## DESCRIPTION OF THE TASK
Reproduce each line bearing the word "Change".
— Start of GIVEN DATA —
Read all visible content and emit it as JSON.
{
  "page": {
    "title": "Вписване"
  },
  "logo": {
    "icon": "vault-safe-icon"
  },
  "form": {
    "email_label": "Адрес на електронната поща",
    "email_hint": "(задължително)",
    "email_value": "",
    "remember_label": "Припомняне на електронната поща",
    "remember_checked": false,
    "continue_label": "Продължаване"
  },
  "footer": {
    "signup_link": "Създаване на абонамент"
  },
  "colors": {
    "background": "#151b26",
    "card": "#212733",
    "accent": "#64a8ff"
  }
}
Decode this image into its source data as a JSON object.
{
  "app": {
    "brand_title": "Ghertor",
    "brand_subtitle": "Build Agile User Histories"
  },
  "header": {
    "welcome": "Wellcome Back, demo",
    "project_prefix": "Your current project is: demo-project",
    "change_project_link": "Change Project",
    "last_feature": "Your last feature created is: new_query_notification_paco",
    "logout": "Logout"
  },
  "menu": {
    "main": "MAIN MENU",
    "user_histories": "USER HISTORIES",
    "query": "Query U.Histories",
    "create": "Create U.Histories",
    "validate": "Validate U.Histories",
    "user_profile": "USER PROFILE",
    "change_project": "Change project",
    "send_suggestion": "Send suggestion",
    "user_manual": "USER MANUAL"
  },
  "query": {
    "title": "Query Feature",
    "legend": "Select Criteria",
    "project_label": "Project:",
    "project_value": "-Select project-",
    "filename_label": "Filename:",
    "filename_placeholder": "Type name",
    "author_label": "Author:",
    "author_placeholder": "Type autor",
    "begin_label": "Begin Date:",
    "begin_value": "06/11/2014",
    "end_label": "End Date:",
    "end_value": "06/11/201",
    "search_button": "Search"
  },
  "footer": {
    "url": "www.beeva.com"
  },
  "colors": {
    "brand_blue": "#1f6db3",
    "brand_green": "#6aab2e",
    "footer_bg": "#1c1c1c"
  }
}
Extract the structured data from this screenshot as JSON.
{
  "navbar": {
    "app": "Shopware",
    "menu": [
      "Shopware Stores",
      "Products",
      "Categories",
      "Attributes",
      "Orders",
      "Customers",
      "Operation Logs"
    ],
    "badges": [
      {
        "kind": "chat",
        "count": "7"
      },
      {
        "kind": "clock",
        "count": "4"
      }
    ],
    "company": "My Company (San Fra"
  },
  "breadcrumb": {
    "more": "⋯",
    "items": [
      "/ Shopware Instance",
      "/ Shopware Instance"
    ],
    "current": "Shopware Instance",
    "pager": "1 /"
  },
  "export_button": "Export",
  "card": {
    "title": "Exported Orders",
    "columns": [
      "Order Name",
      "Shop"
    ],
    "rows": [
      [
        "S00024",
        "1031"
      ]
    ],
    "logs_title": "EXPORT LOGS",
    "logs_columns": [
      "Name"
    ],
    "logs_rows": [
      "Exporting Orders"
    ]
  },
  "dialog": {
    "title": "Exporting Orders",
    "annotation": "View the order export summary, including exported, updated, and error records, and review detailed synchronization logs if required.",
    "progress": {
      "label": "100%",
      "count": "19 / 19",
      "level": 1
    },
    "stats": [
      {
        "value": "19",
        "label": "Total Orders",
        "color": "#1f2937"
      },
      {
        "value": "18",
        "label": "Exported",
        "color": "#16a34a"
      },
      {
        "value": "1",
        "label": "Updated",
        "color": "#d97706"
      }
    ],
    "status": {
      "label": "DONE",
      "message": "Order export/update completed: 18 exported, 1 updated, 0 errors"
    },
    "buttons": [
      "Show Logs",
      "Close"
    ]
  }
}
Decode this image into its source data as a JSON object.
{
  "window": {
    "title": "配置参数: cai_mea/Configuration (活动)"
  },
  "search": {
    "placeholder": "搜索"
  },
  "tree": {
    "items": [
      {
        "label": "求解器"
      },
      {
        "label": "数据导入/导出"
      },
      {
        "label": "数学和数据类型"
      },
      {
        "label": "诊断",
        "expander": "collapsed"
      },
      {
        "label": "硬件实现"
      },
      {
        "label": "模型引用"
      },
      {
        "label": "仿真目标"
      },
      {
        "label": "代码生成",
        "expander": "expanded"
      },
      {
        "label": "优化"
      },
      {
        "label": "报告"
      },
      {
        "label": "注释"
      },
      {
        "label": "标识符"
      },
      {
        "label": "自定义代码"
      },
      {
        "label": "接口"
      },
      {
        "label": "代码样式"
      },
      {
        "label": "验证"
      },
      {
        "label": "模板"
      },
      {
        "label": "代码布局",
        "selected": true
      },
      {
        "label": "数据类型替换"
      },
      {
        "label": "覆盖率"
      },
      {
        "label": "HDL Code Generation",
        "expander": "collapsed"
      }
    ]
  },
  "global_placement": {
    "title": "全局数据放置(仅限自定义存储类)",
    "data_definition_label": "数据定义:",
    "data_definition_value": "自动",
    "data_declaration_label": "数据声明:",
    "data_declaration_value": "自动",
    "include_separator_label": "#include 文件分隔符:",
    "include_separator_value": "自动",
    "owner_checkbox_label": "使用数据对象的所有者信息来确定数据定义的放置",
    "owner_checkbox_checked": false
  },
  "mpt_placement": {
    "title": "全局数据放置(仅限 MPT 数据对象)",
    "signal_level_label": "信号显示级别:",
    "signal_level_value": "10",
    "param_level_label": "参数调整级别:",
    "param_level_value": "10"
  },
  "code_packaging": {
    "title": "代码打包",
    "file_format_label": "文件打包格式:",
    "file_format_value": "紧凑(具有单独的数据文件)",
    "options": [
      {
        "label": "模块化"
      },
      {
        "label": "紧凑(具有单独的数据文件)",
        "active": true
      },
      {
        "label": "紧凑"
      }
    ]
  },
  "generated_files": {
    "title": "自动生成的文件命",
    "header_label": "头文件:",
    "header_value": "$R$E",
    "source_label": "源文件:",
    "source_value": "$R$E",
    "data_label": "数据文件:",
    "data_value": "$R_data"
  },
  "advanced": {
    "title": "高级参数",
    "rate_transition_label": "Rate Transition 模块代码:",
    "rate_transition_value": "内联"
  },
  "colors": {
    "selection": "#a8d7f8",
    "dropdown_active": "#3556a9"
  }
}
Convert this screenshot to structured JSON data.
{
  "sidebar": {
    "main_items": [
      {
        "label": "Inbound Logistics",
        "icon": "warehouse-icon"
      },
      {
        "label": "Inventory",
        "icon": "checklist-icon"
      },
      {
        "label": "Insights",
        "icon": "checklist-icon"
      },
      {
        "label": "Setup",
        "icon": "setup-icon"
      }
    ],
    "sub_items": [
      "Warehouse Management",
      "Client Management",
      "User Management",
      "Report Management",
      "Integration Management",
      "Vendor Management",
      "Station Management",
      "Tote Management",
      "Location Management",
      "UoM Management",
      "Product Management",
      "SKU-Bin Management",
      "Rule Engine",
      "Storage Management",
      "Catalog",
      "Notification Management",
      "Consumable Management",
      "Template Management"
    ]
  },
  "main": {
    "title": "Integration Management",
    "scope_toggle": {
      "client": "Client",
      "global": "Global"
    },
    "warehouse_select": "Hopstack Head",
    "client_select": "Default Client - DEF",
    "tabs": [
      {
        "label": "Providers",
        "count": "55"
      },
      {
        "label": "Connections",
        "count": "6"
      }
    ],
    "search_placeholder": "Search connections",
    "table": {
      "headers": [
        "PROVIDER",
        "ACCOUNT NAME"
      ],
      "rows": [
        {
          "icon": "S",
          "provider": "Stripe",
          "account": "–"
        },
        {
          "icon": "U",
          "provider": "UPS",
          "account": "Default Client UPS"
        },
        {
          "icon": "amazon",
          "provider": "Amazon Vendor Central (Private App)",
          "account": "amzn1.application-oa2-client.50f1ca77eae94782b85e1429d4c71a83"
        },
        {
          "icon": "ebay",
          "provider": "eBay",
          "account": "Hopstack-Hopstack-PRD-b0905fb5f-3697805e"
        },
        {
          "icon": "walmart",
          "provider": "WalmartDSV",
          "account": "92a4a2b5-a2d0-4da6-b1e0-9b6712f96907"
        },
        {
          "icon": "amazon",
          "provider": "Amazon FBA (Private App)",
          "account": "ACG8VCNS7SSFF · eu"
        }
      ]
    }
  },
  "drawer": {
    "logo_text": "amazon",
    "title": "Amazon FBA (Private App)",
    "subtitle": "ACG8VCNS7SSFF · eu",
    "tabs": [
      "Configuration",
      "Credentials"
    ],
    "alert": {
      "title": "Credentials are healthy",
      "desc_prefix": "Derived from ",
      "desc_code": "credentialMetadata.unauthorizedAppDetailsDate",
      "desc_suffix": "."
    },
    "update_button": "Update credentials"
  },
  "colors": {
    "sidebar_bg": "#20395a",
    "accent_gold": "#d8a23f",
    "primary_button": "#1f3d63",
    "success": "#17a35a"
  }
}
— End of GIVEN DATA —
## ANSWER TO THE TASK
    "change_project_link": "Change Project",
    "change_project": "Change project",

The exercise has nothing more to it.